Source material:
•••••
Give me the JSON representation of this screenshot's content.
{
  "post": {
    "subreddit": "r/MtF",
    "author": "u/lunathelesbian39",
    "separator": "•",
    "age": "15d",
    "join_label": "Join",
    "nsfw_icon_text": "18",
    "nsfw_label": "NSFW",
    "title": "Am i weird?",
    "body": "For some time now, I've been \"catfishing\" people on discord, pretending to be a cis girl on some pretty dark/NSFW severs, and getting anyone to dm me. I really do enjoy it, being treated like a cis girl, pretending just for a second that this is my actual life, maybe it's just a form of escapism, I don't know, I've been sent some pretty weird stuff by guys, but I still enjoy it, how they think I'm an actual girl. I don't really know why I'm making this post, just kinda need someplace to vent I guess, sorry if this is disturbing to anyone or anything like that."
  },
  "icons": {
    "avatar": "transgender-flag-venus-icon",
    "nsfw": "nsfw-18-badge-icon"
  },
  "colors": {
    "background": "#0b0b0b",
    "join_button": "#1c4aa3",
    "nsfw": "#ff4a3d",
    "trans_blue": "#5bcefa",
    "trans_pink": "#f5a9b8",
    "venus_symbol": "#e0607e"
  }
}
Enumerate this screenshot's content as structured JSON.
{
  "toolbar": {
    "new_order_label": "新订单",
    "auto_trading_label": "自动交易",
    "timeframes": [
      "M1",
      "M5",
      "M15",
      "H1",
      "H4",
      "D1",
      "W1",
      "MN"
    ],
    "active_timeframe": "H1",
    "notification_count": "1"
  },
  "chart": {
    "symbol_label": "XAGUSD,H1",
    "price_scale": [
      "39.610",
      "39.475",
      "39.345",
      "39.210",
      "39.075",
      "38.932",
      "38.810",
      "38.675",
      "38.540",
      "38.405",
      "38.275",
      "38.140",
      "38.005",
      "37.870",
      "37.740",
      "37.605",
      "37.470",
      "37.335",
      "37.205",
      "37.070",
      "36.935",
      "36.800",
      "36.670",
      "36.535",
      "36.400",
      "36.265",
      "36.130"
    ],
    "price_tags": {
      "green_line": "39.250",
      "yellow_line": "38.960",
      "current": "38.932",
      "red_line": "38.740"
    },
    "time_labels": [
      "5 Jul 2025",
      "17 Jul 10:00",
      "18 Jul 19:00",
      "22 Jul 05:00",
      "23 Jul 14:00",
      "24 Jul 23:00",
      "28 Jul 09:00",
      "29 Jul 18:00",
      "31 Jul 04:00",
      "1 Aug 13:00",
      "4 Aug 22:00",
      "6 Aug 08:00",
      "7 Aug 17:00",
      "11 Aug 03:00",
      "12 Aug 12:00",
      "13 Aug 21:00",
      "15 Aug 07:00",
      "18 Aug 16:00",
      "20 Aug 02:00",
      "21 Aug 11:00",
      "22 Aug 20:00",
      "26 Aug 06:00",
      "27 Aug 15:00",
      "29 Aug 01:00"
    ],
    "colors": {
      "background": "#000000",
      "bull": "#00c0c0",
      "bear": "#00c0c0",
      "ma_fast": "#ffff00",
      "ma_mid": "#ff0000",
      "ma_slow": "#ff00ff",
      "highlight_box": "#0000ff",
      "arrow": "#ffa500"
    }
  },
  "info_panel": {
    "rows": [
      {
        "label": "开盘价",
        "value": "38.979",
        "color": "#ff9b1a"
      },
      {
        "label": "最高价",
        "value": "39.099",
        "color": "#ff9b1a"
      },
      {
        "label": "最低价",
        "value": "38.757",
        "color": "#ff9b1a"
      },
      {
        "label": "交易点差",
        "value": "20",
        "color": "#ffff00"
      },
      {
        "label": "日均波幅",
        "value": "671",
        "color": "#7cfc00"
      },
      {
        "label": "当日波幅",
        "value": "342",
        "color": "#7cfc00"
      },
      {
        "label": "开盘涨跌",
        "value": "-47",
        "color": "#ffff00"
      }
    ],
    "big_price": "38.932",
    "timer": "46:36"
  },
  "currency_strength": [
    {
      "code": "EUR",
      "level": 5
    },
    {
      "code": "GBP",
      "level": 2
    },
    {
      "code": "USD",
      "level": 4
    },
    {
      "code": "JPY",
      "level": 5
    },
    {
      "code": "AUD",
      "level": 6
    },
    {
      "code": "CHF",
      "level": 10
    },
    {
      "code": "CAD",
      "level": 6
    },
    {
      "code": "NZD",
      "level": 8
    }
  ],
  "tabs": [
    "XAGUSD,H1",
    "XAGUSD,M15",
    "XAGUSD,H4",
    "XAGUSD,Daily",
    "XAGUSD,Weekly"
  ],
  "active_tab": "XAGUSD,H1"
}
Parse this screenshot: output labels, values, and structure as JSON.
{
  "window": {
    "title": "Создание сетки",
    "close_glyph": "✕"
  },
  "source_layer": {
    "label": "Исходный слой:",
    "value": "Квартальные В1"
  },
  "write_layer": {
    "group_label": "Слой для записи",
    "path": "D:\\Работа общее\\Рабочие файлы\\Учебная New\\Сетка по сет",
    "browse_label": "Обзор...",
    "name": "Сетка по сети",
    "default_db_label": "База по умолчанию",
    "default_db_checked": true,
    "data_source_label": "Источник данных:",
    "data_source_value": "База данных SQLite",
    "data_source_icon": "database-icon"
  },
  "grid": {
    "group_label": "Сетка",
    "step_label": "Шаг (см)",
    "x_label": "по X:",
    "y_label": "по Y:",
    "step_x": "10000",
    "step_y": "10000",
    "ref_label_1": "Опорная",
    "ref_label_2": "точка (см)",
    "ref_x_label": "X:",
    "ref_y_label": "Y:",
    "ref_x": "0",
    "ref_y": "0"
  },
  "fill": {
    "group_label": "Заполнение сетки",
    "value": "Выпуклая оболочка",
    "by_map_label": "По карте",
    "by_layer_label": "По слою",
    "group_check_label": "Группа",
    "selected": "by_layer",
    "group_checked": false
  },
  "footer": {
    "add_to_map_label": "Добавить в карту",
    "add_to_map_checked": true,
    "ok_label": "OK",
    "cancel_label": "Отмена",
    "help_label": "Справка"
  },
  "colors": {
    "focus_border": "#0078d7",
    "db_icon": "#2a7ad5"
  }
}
•••••
Given task: Take each line containing the string "content" and copy it out.

Result of this task:
Give me the JSON representation of this screenshot's content.
Enumerate this screenshot's content as structured JSON.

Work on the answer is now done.